In [2]:
import numpy as np
import pandas
from sklearn import metrics
import tensorflow as tf
import tensorflow.contrib.learn as learn
from tensorflow.contrib import rnn

# Sentences Example
Demonstrates using a RRN-LSTM to classify sentences into categories .

# Data

## Retrieval
Get a dataset of words from online.

In [None]:
# Pass the empty string as the size to download the whole dataset.
dbpedia = learn.datasets.load_dataset('dbpedia', size='')  

Now, prepare the training and testing data, and their corresponding labels (targets).

In [3]:
x_train = pandas.DataFrame(dbpedia.train.data)[1]  
y_train = pandas.Series(dbpedia.train.target) 

x_test = pandas.DataFrame(dbpedia.test.data)[1]  
y_test = pandas.Series(dbpedia.test.target)   

NameError: name 'dbpedia' is not defined

## Representing Words
- Words are represented as integer ids.
- Each word has a unique id.
- `MAX_SENTENCE_LENGTH` is required as each sentence must be the same length.
    - Sentences that are too short are padded.
    - Sentences that are too long are trimmed.

◆ **Set of tasks**:
**1)** Rewrite the stretch of the sentence classification notebook from "Now, prepare the" through "a unique id.", putting "evaluation" in place of "testing".
**2)** Output the stretch of the records from their start through the line containing "x-tick-label: 12 bbox=[80, 424, 88, 431]", reproducing each line unchanged.
These records are unrelated to the sentence classification notebook.

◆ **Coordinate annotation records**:

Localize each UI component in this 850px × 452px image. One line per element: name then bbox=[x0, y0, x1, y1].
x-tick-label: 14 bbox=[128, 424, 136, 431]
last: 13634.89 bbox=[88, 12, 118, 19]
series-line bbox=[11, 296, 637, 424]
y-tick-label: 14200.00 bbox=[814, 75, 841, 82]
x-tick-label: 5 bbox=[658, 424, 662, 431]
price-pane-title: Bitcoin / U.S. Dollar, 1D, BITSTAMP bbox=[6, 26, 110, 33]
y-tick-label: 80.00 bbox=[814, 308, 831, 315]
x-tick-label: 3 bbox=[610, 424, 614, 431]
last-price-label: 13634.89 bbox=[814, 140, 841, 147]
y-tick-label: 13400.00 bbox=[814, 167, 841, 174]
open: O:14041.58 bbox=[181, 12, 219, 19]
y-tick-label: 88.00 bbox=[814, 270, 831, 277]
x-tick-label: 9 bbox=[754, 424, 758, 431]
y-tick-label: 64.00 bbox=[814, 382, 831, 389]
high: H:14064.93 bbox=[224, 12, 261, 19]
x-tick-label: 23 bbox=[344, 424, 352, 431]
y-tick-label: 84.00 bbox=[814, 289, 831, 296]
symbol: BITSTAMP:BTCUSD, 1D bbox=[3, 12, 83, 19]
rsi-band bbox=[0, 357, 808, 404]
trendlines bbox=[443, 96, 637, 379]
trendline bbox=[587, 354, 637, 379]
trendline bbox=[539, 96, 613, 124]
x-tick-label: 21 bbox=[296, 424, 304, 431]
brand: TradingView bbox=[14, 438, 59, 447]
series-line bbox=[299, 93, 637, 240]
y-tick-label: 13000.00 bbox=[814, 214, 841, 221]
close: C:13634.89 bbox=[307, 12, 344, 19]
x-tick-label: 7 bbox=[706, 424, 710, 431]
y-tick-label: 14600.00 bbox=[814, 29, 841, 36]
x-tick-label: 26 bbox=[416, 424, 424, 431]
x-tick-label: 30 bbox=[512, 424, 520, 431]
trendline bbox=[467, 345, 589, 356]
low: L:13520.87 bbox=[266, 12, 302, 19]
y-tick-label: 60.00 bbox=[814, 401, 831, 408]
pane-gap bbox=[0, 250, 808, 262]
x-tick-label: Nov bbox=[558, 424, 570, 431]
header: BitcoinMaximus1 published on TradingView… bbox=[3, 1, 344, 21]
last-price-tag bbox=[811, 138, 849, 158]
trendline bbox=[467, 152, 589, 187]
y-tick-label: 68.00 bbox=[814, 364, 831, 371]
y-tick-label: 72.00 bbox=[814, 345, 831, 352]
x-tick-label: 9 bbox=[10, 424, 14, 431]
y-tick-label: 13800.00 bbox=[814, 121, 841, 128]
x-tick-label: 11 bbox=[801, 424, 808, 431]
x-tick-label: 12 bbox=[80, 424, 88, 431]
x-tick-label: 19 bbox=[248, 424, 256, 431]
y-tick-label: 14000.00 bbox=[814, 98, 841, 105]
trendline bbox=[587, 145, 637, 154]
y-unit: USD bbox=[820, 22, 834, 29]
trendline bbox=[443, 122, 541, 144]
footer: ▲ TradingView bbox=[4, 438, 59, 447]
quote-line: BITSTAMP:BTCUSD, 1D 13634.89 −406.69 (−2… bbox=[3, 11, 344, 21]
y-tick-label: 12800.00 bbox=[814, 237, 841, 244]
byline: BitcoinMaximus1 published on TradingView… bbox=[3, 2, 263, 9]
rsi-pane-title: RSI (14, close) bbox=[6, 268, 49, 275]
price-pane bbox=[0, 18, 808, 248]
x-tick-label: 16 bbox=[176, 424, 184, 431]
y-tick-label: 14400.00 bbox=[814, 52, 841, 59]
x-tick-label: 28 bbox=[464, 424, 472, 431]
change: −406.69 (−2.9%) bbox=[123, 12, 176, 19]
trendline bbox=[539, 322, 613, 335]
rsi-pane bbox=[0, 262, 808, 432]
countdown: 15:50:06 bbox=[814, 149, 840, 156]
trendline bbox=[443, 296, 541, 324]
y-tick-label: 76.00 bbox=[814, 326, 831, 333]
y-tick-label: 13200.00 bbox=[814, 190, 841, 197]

◆ **Answers to the problems**:
**1)**
Now, prepare the training and evaluation data, and their corresponding labels (targets).

In [3]:
x_train = pandas.DataFrame(dbpedia.train.data)[1]  
y_train = pandas.Series(dbpedia.train.target) 

x_test = pandas.DataFrame(dbpedia.test.data)[1]  
y_test = pandas.Series(dbpedia.test.target)   

NameError: name 'dbpedia' is not defined

## Representing Words
- Words are represented as integer ids.
- Each word has a unique id.

**2)**
Localize each UI component in this 850px × 452px image. One line per element: name then bbox=[x0, y0, x1, y1].
x-tick-label: 14 bbox=[128, 424, 136, 431]
last: 13634.89 bbox=[88, 12, 118, 19]
series-line bbox=[11, 296, 637, 424]
y-tick-label: 14200.00 bbox=[814, 75, 841, 82]
x-tick-label: 5 bbox=[658, 424, 662, 431]
price-pane-title: Bitcoin / U.S. Dollar, 1D, BITSTAMP bbox=[6, 26, 110, 33]
y-tick-label: 80.00 bbox=[814, 308, 831, 315]
x-tick-label: 3 bbox=[610, 424, 614, 431]
last-price-label: 13634.89 bbox=[814, 140, 841, 147]
y-tick-label: 13400.00 bbox=[814, 167, 841, 174]
open: O:14041.58 bbox=[181, 12, 219, 19]
y-tick-label: 88.00 bbox=[814, 270, 831, 277]
x-tick-label: 9 bbox=[754, 424, 758, 431]
y-tick-label: 64.00 bbox=[814, 382, 831, 389]
high: H:14064.93 bbox=[224, 12, 261, 19]
x-tick-label: 23 bbox=[344, 424, 352, 431]
y-tick-label: 84.00 bbox=[814, 289, 831, 296]
symbol: BITSTAMP:BTCUSD, 1D bbox=[3, 12, 83, 19]
rsi-band bbox=[0, 357, 808, 404]
trendlines bbox=[443, 96, 637, 379]
trendline bbox=[587, 354, 637, 379]
trendline bbox=[539, 96, 613, 124]
x-tick-label: 21 bbox=[296, 424, 304, 431]
brand: TradingView bbox=[14, 438, 59, 447]
series-line bbox=[299, 93, 637, 240]
y-tick-label: 13000.00 bbox=[814, 214, 841, 221]
close: C:13634.89 bbox=[307, 12, 344, 19]
x-tick-label: 7 bbox=[706, 424, 710, 431]
y-tick-label: 14600.00 bbox=[814, 29, 841, 36]
x-tick-label: 26 bbox=[416, 424, 424, 431]
x-tick-label: 30 bbox=[512, 424, 520, 431]
trendline bbox=[467, 345, 589, 356]
low: L:13520.87 bbox=[266, 12, 302, 19]
y-tick-label: 60.00 bbox=[814, 401, 831, 408]
pane-gap bbox=[0, 250, 808, 262]
x-tick-label: Nov bbox=[558, 424, 570, 431]
header: BitcoinMaximus1 published on TradingView… bbox=[3, 1, 344, 21]
last-price-tag bbox=[811, 138, 849, 158]
trendline bbox=[467, 152, 589, 187]
y-tick-label: 68.00 bbox=[814, 364, 831, 371]
y-tick-label: 72.00 bbox=[814, 345, 831, 352]
x-tick-label: 9 bbox=[10, 424, 14, 431]
y-tick-label: 13800.00 bbox=[814, 121, 841, 128]
x-tick-label: 11 bbox=[801, 424, 808, 431]
x-tick-label: 12 bbox=[80, 424, 88, 431]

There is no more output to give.